* Start Extract *

8.2. TensorBoard#
TensorBoard provides the visualisation and tooling needed for machine learning experimentation:
Tracking and visualising metrics such as loss and accuracy
Visualising the model graph (ops and layers)
Viewing histograms of weights, biases, or other tensors as they change over time
Projecting embeddings to a lower dimensional space
Displaying images, text, and audio data.
Logging#
In the csf_main.py we have used TensorBoard to:
log accuracy and loss values
show batch images
The SummaryWriter
class is your main entry to log data for consumption and visualisation by
TensorBoard. So, we import it:
from torch.utils.tensorboard import SummaryWriter
At the start, we initialise two instances of SummaryWriter
for train and testing, each logging in
their corresponding directories:
args.tb_writers = dict()
for mode in ['train', 'test']:
args.tb_writers[mode] = SummaryWriter(os.path.join(args.out_dir, mode))
We add new accuracy/loss by calling the add_scalar
function and add new images by calling the
add_image
function.
SummaryWriter
contains several add_<SOMETHING>
functions
(https://pytorch.org/docs/stable/tensorboard.html), most of them with a similar set of arguments:
tag (data identifier)
value (e.g., a floating number in case of scalar and a tensor in case of image)
step (allowing to browse the same tag at different time steps)
At the end of the programme, it’s recommended to close the SummaryWriter
by calling the close()
function.
Monitoring#
We can open the TensorBoard in our browser by calling
tensorboard --logdir <LOG_DIR> --port <PORT_NUMBER>
In our project, by default, the TensorBoard files are saved at csf_out/train/ and csf_out/test/
folder. If we specify the <LOG_DIR>
as the parent directory (csf_out/), TensorBoards in all
subdirectories will be also visualised:
This is a very useful tool to compare different conditions (e.g., train/test, different experiments) at the same time.

* End Extract *
* Start Extracted information *

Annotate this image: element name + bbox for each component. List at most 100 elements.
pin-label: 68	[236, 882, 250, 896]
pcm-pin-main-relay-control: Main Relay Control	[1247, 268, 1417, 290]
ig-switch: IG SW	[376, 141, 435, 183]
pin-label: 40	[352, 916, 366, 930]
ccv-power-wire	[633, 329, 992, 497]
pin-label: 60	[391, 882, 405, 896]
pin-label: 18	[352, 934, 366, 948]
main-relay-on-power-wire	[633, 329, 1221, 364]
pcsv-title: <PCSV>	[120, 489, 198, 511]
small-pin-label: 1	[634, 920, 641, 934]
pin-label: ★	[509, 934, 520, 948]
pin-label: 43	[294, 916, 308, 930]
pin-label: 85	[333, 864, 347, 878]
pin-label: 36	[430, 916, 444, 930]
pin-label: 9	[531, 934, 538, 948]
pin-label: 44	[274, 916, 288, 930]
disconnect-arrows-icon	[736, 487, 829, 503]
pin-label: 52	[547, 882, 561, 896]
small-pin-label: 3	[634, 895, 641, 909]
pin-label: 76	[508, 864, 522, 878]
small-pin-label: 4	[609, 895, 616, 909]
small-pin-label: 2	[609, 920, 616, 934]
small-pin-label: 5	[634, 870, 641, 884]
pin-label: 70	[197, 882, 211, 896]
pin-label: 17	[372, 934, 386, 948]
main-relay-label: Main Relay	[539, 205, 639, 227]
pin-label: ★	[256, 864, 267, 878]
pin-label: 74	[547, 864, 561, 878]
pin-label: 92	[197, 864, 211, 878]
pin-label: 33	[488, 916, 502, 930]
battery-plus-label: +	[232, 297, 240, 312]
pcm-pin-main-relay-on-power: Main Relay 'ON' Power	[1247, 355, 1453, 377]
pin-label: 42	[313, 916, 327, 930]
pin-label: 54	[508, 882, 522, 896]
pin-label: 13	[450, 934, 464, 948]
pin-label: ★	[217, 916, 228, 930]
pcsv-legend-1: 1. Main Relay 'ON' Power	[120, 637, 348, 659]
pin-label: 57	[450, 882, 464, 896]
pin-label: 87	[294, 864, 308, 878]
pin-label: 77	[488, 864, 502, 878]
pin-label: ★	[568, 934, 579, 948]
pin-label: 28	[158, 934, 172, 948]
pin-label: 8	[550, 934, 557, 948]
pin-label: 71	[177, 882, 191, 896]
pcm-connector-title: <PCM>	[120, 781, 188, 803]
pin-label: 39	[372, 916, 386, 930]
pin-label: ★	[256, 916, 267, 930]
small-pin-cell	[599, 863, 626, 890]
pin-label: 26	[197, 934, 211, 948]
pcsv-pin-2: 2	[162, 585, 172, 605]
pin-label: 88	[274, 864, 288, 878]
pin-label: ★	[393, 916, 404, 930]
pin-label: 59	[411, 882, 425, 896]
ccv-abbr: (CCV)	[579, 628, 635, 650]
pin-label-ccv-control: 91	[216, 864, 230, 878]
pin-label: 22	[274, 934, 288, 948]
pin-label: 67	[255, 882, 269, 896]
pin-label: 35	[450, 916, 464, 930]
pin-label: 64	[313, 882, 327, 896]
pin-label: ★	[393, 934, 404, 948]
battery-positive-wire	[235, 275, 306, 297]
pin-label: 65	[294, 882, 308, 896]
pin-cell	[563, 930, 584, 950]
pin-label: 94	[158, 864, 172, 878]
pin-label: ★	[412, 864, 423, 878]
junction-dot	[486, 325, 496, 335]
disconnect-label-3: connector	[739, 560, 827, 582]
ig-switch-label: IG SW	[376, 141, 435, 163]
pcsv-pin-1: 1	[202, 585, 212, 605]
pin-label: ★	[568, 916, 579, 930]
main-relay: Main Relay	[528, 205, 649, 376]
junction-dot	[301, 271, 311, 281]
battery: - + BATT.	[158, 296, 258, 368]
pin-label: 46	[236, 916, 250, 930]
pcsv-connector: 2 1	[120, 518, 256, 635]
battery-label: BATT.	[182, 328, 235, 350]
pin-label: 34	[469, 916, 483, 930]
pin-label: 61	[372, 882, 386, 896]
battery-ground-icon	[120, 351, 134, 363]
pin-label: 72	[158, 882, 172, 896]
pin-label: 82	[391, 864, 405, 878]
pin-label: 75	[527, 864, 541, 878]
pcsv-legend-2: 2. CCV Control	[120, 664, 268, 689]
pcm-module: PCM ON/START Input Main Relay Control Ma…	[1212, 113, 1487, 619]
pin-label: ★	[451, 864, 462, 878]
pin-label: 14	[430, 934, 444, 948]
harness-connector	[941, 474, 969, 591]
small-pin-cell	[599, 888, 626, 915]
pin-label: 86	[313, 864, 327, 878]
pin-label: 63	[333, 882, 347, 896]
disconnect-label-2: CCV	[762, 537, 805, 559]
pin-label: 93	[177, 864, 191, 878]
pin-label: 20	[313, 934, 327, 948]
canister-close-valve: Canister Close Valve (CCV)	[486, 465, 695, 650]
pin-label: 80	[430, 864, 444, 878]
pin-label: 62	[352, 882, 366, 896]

* End Extracted information *

- Stated goal -
In the TensorBoard text, which function is called to add new accuracy or loss values?

- Exercise response -
The add_scalar function.